→ Task details: Report the count of lines containing the word "positiva" in the entries below, and nothing more.
— Start Input records —
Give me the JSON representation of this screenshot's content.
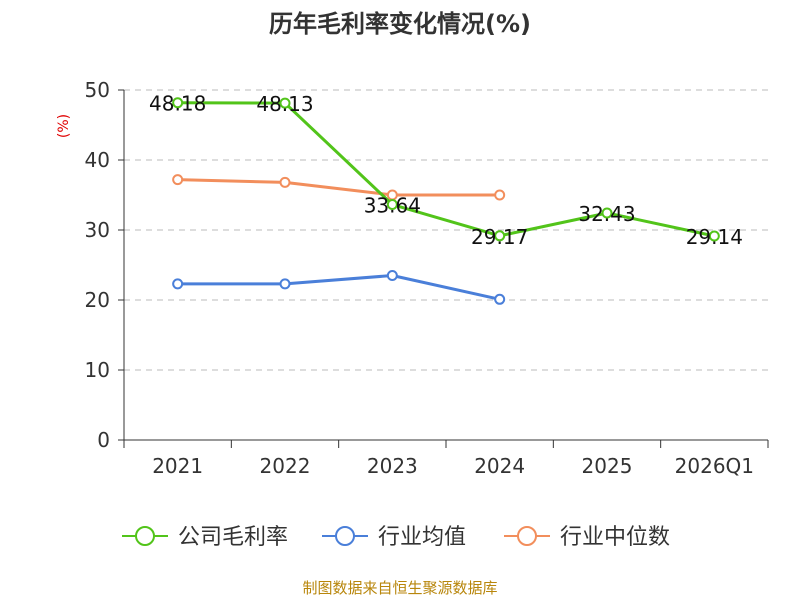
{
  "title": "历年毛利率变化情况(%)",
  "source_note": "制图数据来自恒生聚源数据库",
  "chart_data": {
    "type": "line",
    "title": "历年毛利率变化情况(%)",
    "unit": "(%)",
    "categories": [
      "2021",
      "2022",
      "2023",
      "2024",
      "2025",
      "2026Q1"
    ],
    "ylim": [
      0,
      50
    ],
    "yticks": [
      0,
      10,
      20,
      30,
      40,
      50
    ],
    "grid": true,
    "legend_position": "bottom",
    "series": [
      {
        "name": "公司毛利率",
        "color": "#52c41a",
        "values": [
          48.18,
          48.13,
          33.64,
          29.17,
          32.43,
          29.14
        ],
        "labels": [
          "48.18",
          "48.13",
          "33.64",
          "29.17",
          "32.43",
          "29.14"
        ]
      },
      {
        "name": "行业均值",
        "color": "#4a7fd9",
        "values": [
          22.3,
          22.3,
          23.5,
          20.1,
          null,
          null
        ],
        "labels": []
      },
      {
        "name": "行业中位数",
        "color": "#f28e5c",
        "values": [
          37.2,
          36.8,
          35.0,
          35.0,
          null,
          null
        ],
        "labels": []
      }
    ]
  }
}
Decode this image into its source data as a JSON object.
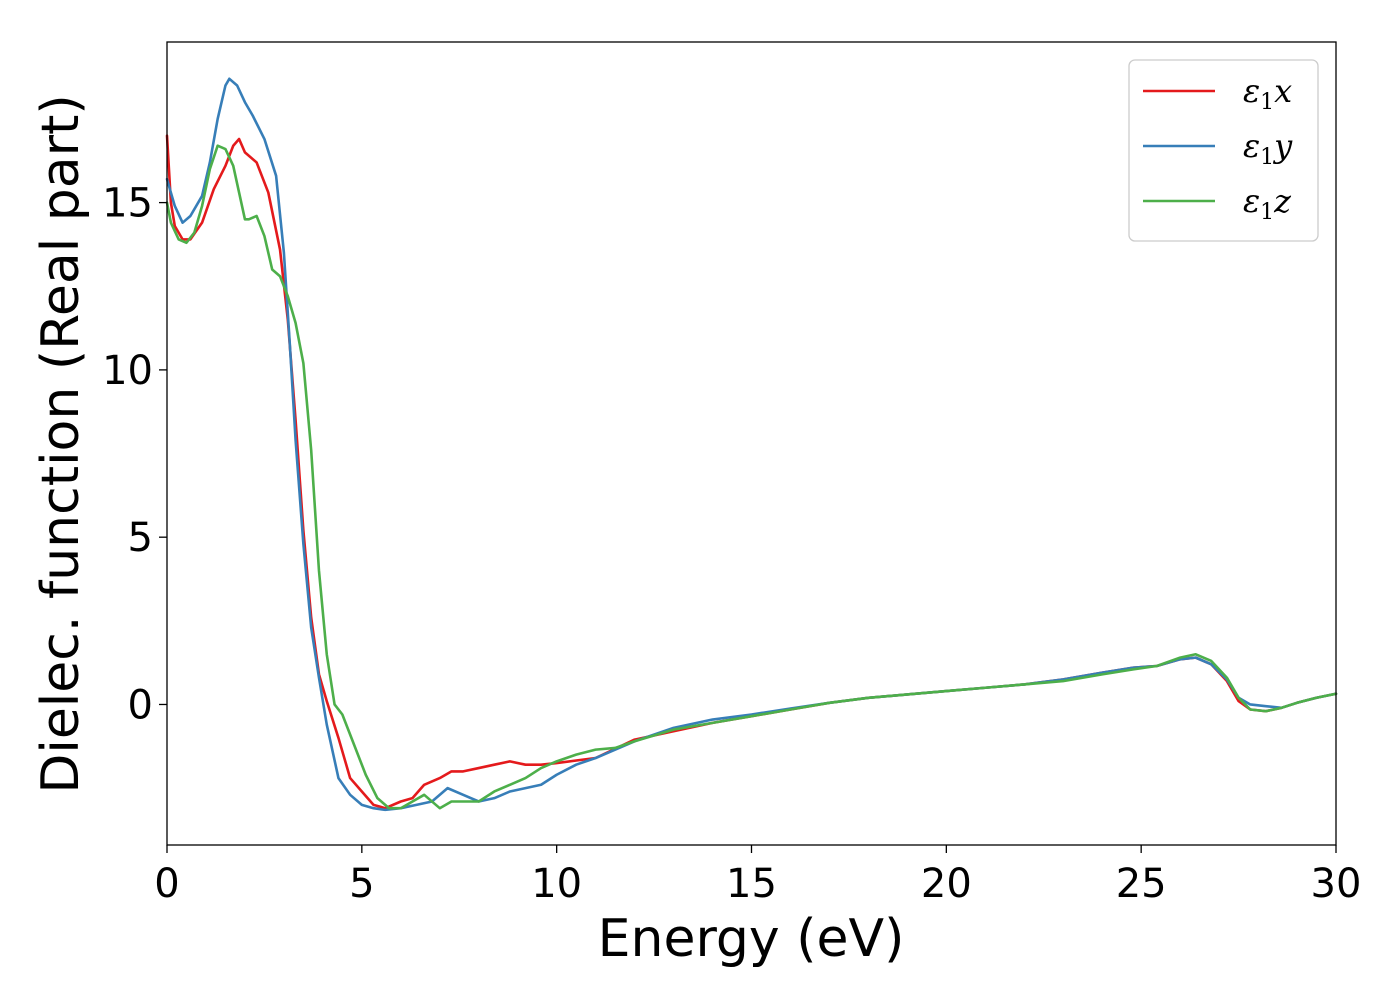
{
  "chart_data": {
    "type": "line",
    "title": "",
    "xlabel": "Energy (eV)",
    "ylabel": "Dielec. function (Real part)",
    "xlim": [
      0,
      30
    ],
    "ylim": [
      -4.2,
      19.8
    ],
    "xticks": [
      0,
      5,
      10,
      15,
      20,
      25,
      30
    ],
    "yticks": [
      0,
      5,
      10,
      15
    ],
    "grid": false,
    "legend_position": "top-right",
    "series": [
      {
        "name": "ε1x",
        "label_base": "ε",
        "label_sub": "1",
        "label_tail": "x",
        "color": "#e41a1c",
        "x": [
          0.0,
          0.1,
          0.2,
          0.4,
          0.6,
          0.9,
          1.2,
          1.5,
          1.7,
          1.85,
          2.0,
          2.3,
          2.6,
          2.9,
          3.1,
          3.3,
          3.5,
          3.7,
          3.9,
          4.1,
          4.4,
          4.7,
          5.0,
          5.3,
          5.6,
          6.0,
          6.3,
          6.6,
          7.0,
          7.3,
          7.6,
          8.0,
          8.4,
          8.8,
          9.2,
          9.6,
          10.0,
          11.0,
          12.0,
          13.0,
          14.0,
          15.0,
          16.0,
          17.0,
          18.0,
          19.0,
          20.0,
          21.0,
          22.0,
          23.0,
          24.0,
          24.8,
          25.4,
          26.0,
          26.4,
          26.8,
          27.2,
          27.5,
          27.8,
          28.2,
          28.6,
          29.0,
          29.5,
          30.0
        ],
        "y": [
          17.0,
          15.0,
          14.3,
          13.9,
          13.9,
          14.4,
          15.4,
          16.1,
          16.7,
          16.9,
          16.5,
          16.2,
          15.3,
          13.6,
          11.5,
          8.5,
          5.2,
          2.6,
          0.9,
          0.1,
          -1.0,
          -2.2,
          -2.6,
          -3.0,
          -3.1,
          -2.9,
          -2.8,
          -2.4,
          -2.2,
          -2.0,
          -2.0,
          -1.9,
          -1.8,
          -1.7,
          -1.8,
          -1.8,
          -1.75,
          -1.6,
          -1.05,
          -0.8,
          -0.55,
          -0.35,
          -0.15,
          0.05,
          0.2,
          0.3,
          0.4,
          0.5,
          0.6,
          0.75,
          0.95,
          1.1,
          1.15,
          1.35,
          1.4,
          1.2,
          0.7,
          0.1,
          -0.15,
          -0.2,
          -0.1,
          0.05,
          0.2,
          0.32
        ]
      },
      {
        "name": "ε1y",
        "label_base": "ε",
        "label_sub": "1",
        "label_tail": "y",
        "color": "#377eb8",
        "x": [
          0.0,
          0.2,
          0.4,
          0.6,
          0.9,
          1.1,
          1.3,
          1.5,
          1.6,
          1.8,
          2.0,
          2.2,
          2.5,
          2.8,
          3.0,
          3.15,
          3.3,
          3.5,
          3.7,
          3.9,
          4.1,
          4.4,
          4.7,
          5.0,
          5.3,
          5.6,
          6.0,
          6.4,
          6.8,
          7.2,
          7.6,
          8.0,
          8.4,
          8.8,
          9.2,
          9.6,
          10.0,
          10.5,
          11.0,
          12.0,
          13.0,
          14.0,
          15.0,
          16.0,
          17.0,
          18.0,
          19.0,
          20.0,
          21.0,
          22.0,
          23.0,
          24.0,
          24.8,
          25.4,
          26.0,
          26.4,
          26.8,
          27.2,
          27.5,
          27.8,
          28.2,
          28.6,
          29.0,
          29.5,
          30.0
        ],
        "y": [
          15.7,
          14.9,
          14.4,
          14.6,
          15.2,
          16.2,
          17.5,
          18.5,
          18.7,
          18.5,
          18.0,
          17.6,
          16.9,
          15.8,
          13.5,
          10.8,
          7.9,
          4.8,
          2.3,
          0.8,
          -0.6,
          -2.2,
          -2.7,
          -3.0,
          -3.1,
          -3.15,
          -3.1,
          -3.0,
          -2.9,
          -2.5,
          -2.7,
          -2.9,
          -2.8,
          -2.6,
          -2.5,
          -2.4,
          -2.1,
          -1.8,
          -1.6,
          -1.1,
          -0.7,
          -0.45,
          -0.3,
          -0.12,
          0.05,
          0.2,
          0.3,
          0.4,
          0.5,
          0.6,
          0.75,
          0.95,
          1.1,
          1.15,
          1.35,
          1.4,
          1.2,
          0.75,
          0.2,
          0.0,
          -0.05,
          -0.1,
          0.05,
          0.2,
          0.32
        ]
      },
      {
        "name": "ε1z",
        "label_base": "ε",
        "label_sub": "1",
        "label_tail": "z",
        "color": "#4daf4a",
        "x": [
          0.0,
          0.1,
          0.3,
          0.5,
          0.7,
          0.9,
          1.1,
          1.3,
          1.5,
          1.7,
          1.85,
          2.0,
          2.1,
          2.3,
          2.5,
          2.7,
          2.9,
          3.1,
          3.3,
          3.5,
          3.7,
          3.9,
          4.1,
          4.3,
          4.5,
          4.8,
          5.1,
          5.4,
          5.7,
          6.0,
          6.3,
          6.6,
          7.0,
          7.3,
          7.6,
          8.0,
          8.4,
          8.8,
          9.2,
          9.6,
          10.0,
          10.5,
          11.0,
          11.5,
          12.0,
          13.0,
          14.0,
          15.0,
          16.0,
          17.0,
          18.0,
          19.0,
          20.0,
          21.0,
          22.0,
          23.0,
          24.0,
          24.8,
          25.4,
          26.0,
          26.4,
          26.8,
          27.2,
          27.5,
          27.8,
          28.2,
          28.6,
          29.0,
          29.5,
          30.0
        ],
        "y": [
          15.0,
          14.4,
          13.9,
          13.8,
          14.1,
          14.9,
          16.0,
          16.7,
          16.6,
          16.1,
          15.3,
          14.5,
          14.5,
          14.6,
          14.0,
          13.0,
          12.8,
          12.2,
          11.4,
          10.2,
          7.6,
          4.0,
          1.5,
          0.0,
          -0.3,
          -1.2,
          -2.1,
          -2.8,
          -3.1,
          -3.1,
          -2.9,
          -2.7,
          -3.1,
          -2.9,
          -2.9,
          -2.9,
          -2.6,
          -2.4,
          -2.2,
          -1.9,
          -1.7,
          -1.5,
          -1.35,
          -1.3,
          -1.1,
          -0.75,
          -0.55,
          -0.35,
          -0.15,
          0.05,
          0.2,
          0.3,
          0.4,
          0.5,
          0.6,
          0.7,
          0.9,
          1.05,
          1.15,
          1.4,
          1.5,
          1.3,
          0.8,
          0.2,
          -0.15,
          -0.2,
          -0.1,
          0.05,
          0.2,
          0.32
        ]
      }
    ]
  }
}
— End Input records —
— Start Input records —
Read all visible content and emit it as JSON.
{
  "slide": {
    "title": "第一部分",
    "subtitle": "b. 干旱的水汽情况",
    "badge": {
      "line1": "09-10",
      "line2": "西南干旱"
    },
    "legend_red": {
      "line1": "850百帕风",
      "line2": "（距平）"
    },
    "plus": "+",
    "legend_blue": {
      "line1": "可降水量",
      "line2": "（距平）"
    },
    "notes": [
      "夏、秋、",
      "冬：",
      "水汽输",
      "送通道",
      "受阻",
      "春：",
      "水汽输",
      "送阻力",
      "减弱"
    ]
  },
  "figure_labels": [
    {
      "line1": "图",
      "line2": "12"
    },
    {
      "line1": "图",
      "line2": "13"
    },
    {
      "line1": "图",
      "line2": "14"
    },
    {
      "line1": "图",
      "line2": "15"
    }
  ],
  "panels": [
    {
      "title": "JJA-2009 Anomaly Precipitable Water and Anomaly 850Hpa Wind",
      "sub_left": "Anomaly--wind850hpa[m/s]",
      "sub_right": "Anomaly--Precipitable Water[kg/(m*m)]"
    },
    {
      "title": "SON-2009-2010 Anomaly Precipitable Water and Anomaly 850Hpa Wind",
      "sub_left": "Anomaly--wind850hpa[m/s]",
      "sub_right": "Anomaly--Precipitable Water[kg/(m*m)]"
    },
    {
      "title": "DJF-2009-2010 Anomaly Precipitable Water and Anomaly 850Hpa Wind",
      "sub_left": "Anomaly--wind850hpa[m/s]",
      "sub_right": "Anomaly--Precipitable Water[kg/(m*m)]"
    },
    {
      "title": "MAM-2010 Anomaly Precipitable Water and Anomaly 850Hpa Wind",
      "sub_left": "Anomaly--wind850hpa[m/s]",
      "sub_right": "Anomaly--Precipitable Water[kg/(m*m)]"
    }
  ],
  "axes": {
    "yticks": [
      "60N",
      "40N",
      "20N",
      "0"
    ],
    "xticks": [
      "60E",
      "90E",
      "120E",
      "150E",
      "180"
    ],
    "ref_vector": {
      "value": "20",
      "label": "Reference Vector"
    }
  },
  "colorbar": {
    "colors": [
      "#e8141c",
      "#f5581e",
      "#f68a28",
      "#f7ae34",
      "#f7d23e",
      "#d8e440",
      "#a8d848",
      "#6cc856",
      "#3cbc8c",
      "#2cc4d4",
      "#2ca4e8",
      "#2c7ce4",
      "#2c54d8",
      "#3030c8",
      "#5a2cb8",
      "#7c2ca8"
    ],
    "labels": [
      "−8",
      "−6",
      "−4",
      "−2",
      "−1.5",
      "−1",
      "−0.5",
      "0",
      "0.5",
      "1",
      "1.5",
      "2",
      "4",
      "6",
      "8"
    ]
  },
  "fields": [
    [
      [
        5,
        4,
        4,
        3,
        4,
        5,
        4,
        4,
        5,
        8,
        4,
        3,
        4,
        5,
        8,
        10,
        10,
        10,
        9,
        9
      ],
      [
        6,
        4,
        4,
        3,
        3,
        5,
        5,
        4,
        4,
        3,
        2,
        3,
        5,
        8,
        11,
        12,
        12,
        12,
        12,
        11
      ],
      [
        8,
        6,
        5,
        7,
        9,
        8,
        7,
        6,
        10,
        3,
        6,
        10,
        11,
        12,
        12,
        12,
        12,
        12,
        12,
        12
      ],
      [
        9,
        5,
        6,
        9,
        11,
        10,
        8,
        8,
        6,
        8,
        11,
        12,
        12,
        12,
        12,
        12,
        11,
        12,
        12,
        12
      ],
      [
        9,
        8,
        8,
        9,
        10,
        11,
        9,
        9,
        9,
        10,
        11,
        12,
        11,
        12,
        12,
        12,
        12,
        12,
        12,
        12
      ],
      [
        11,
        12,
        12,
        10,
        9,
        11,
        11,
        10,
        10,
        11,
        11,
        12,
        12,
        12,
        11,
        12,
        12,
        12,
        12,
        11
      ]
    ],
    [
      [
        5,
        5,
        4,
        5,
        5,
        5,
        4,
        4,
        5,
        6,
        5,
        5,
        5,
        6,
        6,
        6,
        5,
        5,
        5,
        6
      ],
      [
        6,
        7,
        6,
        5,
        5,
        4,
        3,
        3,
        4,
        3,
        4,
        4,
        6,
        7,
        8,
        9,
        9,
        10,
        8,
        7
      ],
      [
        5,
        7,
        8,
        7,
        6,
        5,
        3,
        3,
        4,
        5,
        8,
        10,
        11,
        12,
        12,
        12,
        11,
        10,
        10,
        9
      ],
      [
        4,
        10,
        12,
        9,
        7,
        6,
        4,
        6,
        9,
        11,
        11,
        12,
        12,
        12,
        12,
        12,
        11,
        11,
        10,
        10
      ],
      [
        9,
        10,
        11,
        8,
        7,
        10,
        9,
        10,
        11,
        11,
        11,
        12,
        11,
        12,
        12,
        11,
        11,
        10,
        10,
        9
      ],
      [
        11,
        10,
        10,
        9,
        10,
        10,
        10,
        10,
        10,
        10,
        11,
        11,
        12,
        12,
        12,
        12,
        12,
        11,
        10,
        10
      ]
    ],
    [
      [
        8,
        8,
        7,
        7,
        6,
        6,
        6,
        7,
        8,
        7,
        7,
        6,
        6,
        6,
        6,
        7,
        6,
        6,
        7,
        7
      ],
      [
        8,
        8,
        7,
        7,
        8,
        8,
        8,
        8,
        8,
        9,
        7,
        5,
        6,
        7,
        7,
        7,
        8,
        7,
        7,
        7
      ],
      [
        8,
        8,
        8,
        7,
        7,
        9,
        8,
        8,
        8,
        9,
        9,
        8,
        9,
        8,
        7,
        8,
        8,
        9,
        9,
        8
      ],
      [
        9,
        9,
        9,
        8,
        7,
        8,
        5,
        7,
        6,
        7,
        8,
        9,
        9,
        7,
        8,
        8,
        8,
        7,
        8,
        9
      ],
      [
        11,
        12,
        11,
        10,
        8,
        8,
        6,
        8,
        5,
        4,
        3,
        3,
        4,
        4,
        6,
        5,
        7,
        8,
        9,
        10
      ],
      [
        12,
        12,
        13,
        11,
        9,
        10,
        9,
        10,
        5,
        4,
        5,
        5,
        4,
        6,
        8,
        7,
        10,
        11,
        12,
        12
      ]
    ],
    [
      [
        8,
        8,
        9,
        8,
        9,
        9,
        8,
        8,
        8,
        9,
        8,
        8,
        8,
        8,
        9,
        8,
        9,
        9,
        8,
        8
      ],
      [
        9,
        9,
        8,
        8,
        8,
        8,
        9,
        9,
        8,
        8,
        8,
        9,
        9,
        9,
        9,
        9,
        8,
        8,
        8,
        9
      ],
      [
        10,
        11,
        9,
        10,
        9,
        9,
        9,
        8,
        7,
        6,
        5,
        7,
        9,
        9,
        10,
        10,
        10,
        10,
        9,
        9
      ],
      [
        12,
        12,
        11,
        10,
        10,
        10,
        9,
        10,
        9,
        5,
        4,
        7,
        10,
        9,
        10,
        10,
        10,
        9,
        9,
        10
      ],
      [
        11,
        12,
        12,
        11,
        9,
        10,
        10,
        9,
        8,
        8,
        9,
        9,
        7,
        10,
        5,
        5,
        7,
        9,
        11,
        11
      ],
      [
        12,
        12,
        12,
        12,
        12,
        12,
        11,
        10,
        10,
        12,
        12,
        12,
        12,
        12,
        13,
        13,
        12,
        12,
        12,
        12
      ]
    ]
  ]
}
— End Input records —
— Start Input records —
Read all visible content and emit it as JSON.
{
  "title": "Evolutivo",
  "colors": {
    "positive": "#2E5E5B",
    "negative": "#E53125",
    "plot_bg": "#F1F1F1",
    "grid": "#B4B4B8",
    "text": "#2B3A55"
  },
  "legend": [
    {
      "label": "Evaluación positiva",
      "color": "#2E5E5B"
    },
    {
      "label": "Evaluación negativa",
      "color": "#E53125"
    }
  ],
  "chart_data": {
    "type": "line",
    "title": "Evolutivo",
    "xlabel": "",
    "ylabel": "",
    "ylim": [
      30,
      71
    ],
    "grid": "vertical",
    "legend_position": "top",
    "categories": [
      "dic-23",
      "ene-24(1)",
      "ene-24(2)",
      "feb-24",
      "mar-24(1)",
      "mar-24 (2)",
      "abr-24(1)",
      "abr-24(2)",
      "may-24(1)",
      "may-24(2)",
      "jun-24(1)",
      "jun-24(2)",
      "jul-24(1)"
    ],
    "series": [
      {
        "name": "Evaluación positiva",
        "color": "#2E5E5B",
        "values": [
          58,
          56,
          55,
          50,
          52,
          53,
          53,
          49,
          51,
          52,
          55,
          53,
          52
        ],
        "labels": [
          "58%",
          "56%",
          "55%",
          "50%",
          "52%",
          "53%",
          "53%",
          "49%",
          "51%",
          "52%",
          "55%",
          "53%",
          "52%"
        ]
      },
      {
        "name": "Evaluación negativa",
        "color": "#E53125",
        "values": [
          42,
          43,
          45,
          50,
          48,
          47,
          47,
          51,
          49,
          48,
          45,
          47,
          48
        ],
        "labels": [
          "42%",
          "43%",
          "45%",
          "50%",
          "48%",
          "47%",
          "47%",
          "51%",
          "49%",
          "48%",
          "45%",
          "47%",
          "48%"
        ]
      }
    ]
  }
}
— End Input records —
→ Correct result: 2